• [SHORT PROBLEM] Wherever a line in the data below holds "this", copy that line.

— START OF DATASET CONTENT —

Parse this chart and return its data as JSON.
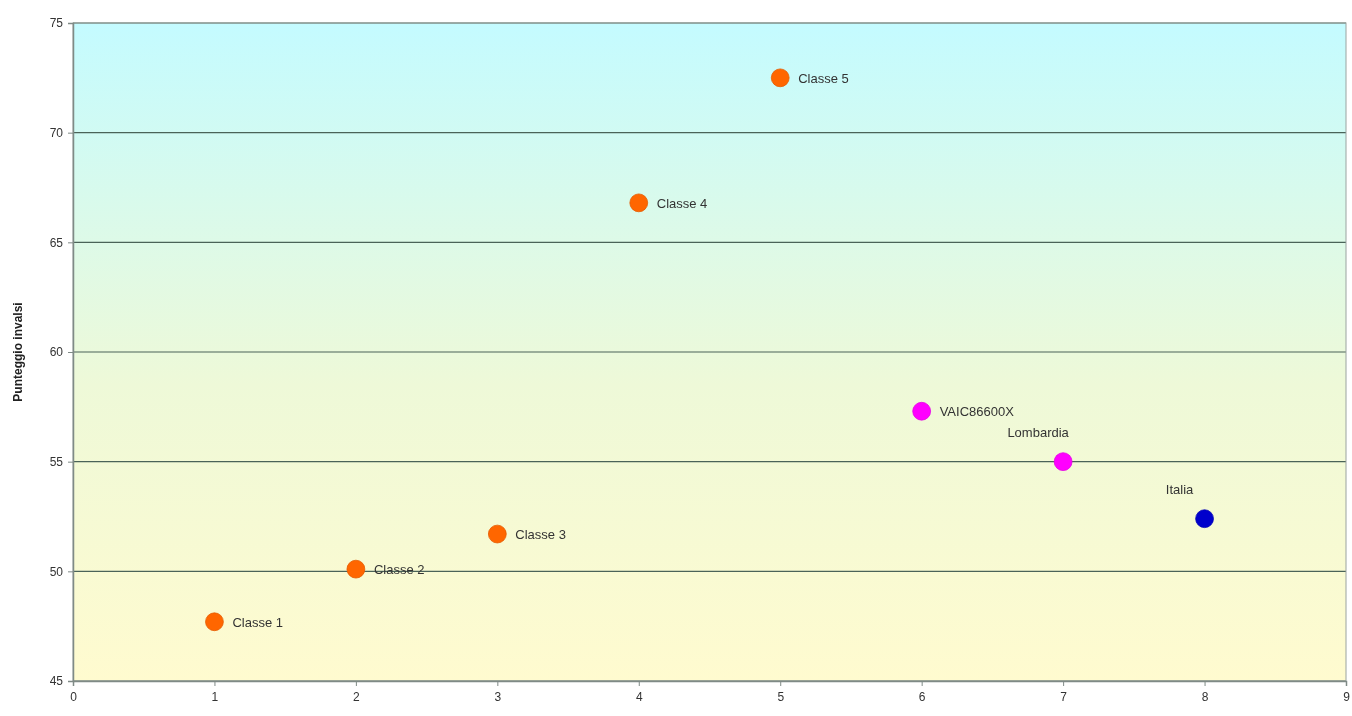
{
  "chart_data": {
    "type": "scatter",
    "ylabel": "Punteggio invalsi",
    "xlim": [
      0,
      9
    ],
    "ylim": [
      45,
      75
    ],
    "xticks": [
      0,
      1,
      2,
      3,
      4,
      5,
      6,
      7,
      8,
      9
    ],
    "yticks": [
      45,
      50,
      55,
      60,
      65,
      70,
      75
    ],
    "grid": "y",
    "marker": "circle",
    "series": [
      {
        "name": "Classe 1",
        "color": "#ff6600",
        "x": [
          1
        ],
        "values": [
          47.7
        ]
      },
      {
        "name": "Classe 2",
        "color": "#ff6600",
        "x": [
          2
        ],
        "values": [
          50.1
        ]
      },
      {
        "name": "Classe 3",
        "color": "#ff6600",
        "x": [
          3
        ],
        "values": [
          51.7
        ]
      },
      {
        "name": "Classe 4",
        "color": "#ff6600",
        "x": [
          4
        ],
        "values": [
          66.8
        ]
      },
      {
        "name": "Classe 5",
        "color": "#ff6600",
        "x": [
          5
        ],
        "values": [
          72.5
        ]
      },
      {
        "name": "VAIC86600X",
        "color": "#ff00ff",
        "x": [
          6
        ],
        "values": [
          57.3
        ]
      },
      {
        "name": "Lombardia",
        "color": "#ff00ff",
        "x": [
          7
        ],
        "values": [
          55.0
        ]
      },
      {
        "name": "Italia",
        "color": "#0000cc",
        "x": [
          8
        ],
        "values": [
          52.4
        ]
      }
    ]
  }
}
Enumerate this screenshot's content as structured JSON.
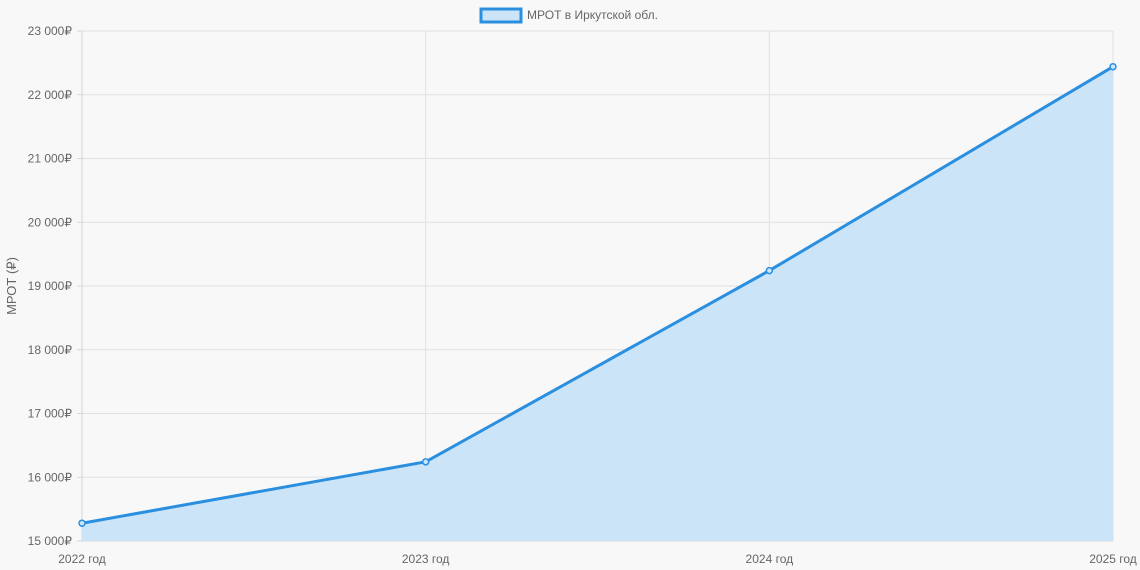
{
  "chart_data": {
    "type": "area",
    "categories": [
      "2022 год",
      "2023 год",
      "2024 год",
      "2025 год"
    ],
    "series": [
      {
        "name": "МРОТ в Иркутской обл.",
        "values": [
          15279,
          16242,
          19242,
          22440
        ],
        "color": "#2b8fe0",
        "fill": "#cbe4f7"
      }
    ],
    "ylabel": "МРОТ (₽)",
    "ylim": [
      15000,
      23000
    ],
    "ystep": 1000,
    "ytick_labels": [
      "15 000₽",
      "16 000₽",
      "17 000₽",
      "18 000₽",
      "19 000₽",
      "20 000₽",
      "21 000₽",
      "22 000₽",
      "23 000₽"
    ],
    "grid": true,
    "legend_position": "top-center"
  }
}
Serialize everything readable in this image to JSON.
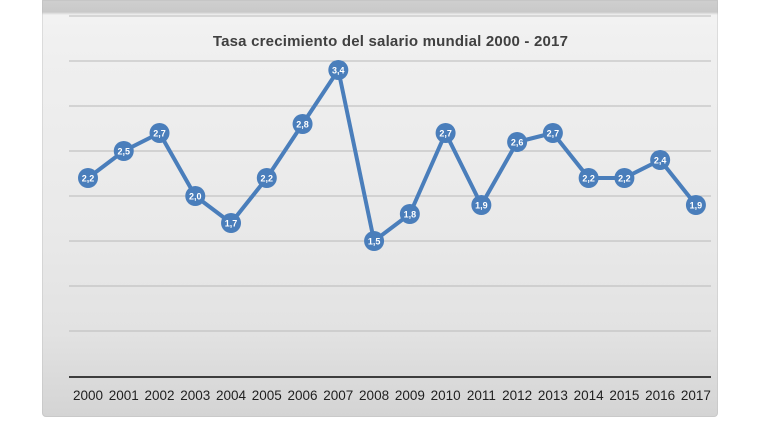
{
  "page": {
    "background": "#ffffff"
  },
  "colors": {
    "series_blue": "#4a7ebb",
    "marker_label_text": "#ffffff",
    "gridline": "#b9b9b9",
    "axis_line": "#3d3d3d",
    "title_text": "#404040",
    "tick_label_text": "#1f1f1f",
    "chart_bg_light": "#f2f2f2",
    "chart_bg_dark": "#cfcfcf"
  },
  "chart_data": {
    "type": "line",
    "title": "Tasa crecimiento del salario mundial 2000 - 2017",
    "categories": [
      "2000",
      "2001",
      "2002",
      "2003",
      "2004",
      "2005",
      "2006",
      "2007",
      "2008",
      "2009",
      "2010",
      "2011",
      "2012",
      "2013",
      "2014",
      "2015",
      "2016",
      "2017"
    ],
    "values": [
      2.2,
      2.5,
      2.7,
      2.0,
      1.7,
      2.2,
      2.8,
      3.4,
      1.5,
      1.8,
      2.7,
      1.9,
      2.6,
      2.7,
      2.2,
      2.2,
      2.4,
      1.9
    ],
    "point_labels": [
      "2,2",
      "2,5",
      "2,7",
      "2,0",
      "1,7",
      "2,2",
      "2,8",
      "3,4",
      "1,5",
      "1,8",
      "2,7",
      "1,9",
      "2,6",
      "2,7",
      "2,2",
      "2,2",
      "2,4",
      "1,9"
    ],
    "decimal_separator": ",",
    "xlabel": "",
    "ylabel": "",
    "ylim": [
      0,
      4
    ],
    "y_gridline_step": 0.5,
    "y_tick_labels_visible": false,
    "grid": true,
    "legend": false,
    "marker": "circle-with-value"
  }
}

— END OF DATASET CONTENT —

• [ANSWER]
Parse this chart and return its data as JSON.
Enumerate this screenshot's content as structured JSON.
Serialize everything readable in this image to JSON.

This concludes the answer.